Short exercise :: Search the listing below for the string "grid" and copy every line where it occurs.

(Items from a data source)
────────────────

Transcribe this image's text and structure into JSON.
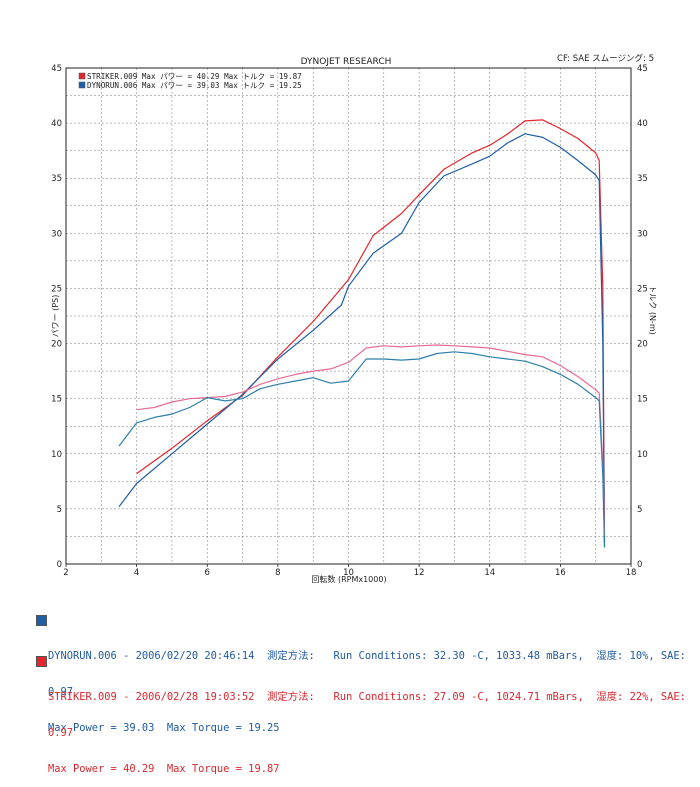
{
  "header": {
    "title": "DYNOJET  RESEARCH",
    "cf": "CF: SAE  スムージング: 5"
  },
  "colors": {
    "striker": "#e2262e",
    "dynorun": "#1e5fa8",
    "striker_torque": "#e86a92",
    "dynorun_torque": "#2d7fa8",
    "grid": "#777777"
  },
  "legend": [
    {
      "swatch": "red",
      "text": "STRIKER.009 Max パワー = 40.29    Max トルク = 19.87"
    },
    {
      "swatch": "blue",
      "text": "DYNORUN.006 Max パワー = 39.03    Max トルク = 19.25"
    }
  ],
  "footer": [
    {
      "swatch": "blue",
      "lines": [
        "DYNORUN.006 - 2006/02/20 20:46:14  測定方法:   Run Conditions: 32.30 -C, 1033.48 mBars,  湿度: 10%, SAE:",
        "0.97",
        "Max Power = 39.03  Max Torque = 19.25"
      ]
    },
    {
      "swatch": "red",
      "lines": [
        "STRIKER.009 - 2006/02/28 19:03:52  測定方法:   Run Conditions: 27.09 -C, 1024.71 mBars,  湿度: 22%, SAE:",
        "0.97",
        "Max Power = 40.29  Max Torque = 19.87"
      ]
    }
  ],
  "chart_data": {
    "type": "line",
    "title": "DYNOJET  RESEARCH",
    "xlabel": "回転数 (RPMx1000)",
    "ylabel_left": "パワー (PS)",
    "ylabel_right": "トルク (N-m)",
    "xlim": [
      2,
      18
    ],
    "ylim": [
      0,
      45
    ],
    "xticks": [
      2,
      4,
      6,
      8,
      10,
      12,
      14,
      16,
      18
    ],
    "yticks": [
      0,
      5,
      10,
      15,
      20,
      25,
      30,
      35,
      40,
      45
    ],
    "grid": true,
    "legend_position": "top-left",
    "series": [
      {
        "name": "STRIKER.009",
        "kind": "power",
        "color": "#e2262e",
        "x": [
          4.0,
          5.0,
          6.0,
          7.0,
          8.0,
          9.0,
          10.0,
          10.7,
          11.5,
          12.0,
          12.7,
          13.5,
          14.0,
          14.5,
          15.0,
          15.5,
          16.0,
          16.5,
          17.0,
          17.1,
          17.2,
          17.25
        ],
        "y": [
          8.2,
          10.5,
          13.0,
          15.3,
          18.8,
          22.0,
          25.8,
          29.8,
          31.8,
          33.5,
          35.8,
          37.3,
          38.0,
          39.0,
          40.2,
          40.29,
          39.5,
          38.6,
          37.3,
          36.6,
          25.0,
          2.0
        ]
      },
      {
        "name": "DYNORUN.006",
        "kind": "power",
        "color": "#1e5fa8",
        "x": [
          3.5,
          4.0,
          5.0,
          6.0,
          7.0,
          8.0,
          9.0,
          9.8,
          10.0,
          10.7,
          11.5,
          12.0,
          12.7,
          13.5,
          14.0,
          14.5,
          15.0,
          15.5,
          16.0,
          16.5,
          17.0,
          17.1,
          17.2,
          17.25
        ],
        "y": [
          5.2,
          7.3,
          10.0,
          12.7,
          15.4,
          18.6,
          21.2,
          23.5,
          25.2,
          28.2,
          30.0,
          32.8,
          35.2,
          36.3,
          37.0,
          38.2,
          39.03,
          38.7,
          37.8,
          36.6,
          35.3,
          34.8,
          20.0,
          1.5
        ]
      },
      {
        "name": "STRIKER.009",
        "kind": "torque",
        "color": "#e86a92",
        "x": [
          4.0,
          4.5,
          5.0,
          5.5,
          6.0,
          6.5,
          7.0,
          7.5,
          8.0,
          8.5,
          9.0,
          9.5,
          10.0,
          10.5,
          11.0,
          11.5,
          12.0,
          12.5,
          13.0,
          13.5,
          14.0,
          14.5,
          15.0,
          15.5,
          16.0,
          16.5,
          17.0,
          17.1,
          17.2,
          17.25
        ],
        "y": [
          14.0,
          14.2,
          14.7,
          15.0,
          15.1,
          15.2,
          15.6,
          16.3,
          16.8,
          17.2,
          17.5,
          17.7,
          18.3,
          19.6,
          19.8,
          19.7,
          19.8,
          19.87,
          19.8,
          19.7,
          19.6,
          19.3,
          19.0,
          18.8,
          18.0,
          17.0,
          15.8,
          15.5,
          9.0,
          2.5
        ]
      },
      {
        "name": "DYNORUN.006",
        "kind": "torque",
        "color": "#2d7fa8",
        "x": [
          3.5,
          4.0,
          4.5,
          5.0,
          5.5,
          6.0,
          6.5,
          7.0,
          7.5,
          8.0,
          8.5,
          9.0,
          9.5,
          10.0,
          10.5,
          11.0,
          11.5,
          12.0,
          12.5,
          13.0,
          13.5,
          14.0,
          14.5,
          15.0,
          15.5,
          16.0,
          16.5,
          17.0,
          17.1,
          17.2,
          17.25
        ],
        "y": [
          10.7,
          12.8,
          13.3,
          13.6,
          14.2,
          15.1,
          14.8,
          15.0,
          15.9,
          16.3,
          16.6,
          16.9,
          16.4,
          16.6,
          18.6,
          18.6,
          18.5,
          18.6,
          19.1,
          19.25,
          19.1,
          18.8,
          18.6,
          18.4,
          17.9,
          17.2,
          16.3,
          15.1,
          14.8,
          8.0,
          1.5
        ]
      }
    ]
  }
}
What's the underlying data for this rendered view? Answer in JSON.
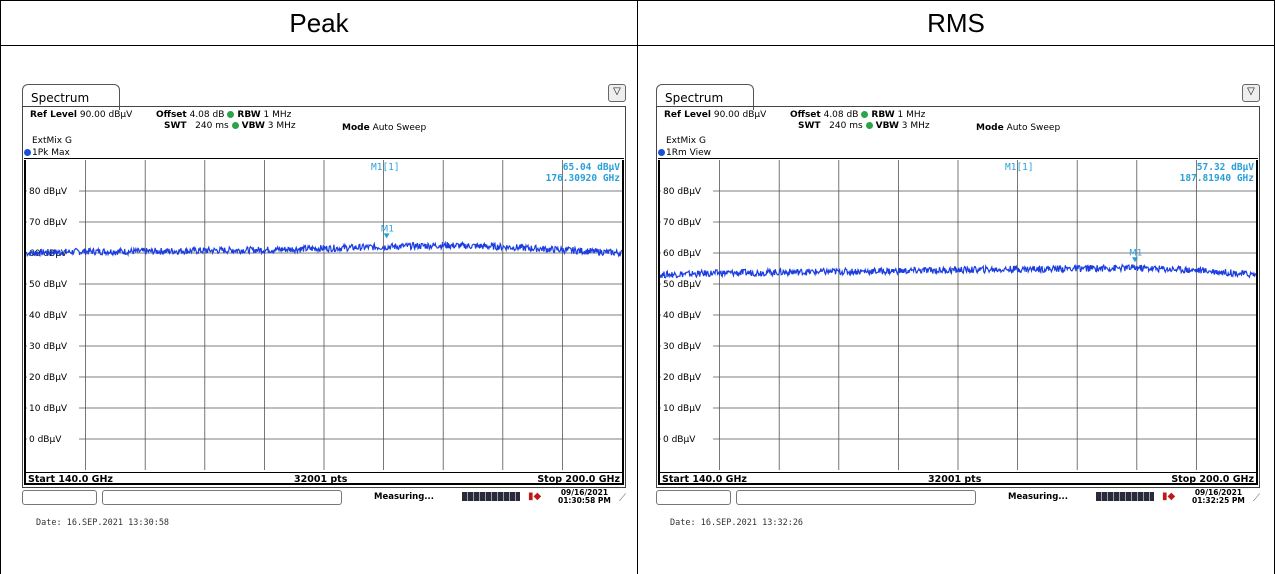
{
  "headers": [
    "Peak",
    "RMS"
  ],
  "panels": [
    {
      "tab": "Spectrum",
      "settings": {
        "ref_level_label": "Ref Level",
        "ref_level": "90.00 dBµV",
        "offset_label": "Offset",
        "offset": "4.08 dB",
        "rbw_label": "RBW",
        "rbw": "1 MHz",
        "swt_label": "SWT",
        "swt": "240 ms",
        "vbw_label": "VBW",
        "vbw": "3 MHz",
        "mode_label": "Mode",
        "mode": "Auto Sweep",
        "extmix": "ExtMix G"
      },
      "trace_label": "1Pk Max",
      "marker": {
        "label": "M1[1]",
        "value": "65.04 dBµV",
        "freq": "176.30920 GHz",
        "name": "M1"
      },
      "footer": {
        "start": "Start 140.0 GHz",
        "pts": "32001 pts",
        "stop": "Stop 200.0 GHz"
      },
      "status": {
        "measuring": "Measuring...",
        "date_line1": "09/16/2021",
        "date_line2": "01:30:58 PM"
      },
      "date_caption": "Date: 16.SEP.2021  13:30:58"
    },
    {
      "tab": "Spectrum",
      "settings": {
        "ref_level_label": "Ref Level",
        "ref_level": "90.00 dBµV",
        "offset_label": "Offset",
        "offset": "4.08 dB",
        "rbw_label": "RBW",
        "rbw": "1 MHz",
        "swt_label": "SWT",
        "swt": "240 ms",
        "vbw_label": "VBW",
        "vbw": "3 MHz",
        "mode_label": "Mode",
        "mode": "Auto Sweep",
        "extmix": "ExtMix G"
      },
      "trace_label": "1Rm View",
      "marker": {
        "label": "M1[1]",
        "value": "57.32 dBµV",
        "freq": "187.81940 GHz",
        "name": "M1"
      },
      "footer": {
        "start": "Start 140.0 GHz",
        "pts": "32001 pts",
        "stop": "Stop 200.0 GHz"
      },
      "status": {
        "measuring": "Measuring...",
        "date_line1": "09/16/2021",
        "date_line2": "01:32:25 PM"
      },
      "date_caption": "Date: 16.SEP.2021  13:32:26"
    }
  ],
  "chart_data": [
    {
      "type": "line",
      "title": "",
      "xlabel": "",
      "ylabel": "",
      "xlim": [
        140.0,
        200.0
      ],
      "ylim": [
        -10,
        90
      ],
      "y_ticks": [
        "80 dBµV",
        "70 dBµV",
        "60 dBµV",
        "50 dBµV",
        "40 dBµV",
        "30 dBµV",
        "20 dBµV",
        "10 dBµV",
        "0 dBµV"
      ],
      "y_tick_values": [
        80,
        70,
        60,
        50,
        40,
        30,
        20,
        10,
        0
      ],
      "grid": true,
      "color": "#1c3ee0",
      "series": [
        {
          "x": [
            140,
            146,
            152,
            158,
            164,
            170,
            176,
            182,
            188,
            194,
            200
          ],
          "values": [
            60.0,
            60.5,
            60.5,
            60.8,
            61.0,
            61.5,
            62.0,
            62.5,
            62.0,
            61.0,
            60.0
          ]
        }
      ],
      "marker": {
        "x": 176.3092,
        "y": 65.04
      }
    },
    {
      "type": "line",
      "title": "",
      "xlabel": "",
      "ylabel": "",
      "xlim": [
        140.0,
        200.0
      ],
      "ylim": [
        -10,
        90
      ],
      "y_ticks": [
        "80 dBµV",
        "70 dBµV",
        "60 dBµV",
        "50 dBµV",
        "40 dBµV",
        "30 dBµV",
        "20 dBµV",
        "10 dBµV",
        "0 dBµV"
      ],
      "y_tick_values": [
        80,
        70,
        60,
        50,
        40,
        30,
        20,
        10,
        0
      ],
      "grid": true,
      "color": "#1c3ee0",
      "series": [
        {
          "x": [
            140,
            146,
            152,
            158,
            164,
            170,
            176,
            182,
            188,
            194,
            200
          ],
          "values": [
            53.0,
            53.5,
            53.8,
            54.0,
            54.2,
            54.5,
            54.8,
            55.0,
            55.2,
            54.5,
            53.0
          ]
        }
      ],
      "marker": {
        "x": 187.8194,
        "y": 57.32
      }
    }
  ]
}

────────────────

Reply to the task ::
    "grid": "#777777"
    "grid": true,
      "grid": true,
      "grid": true,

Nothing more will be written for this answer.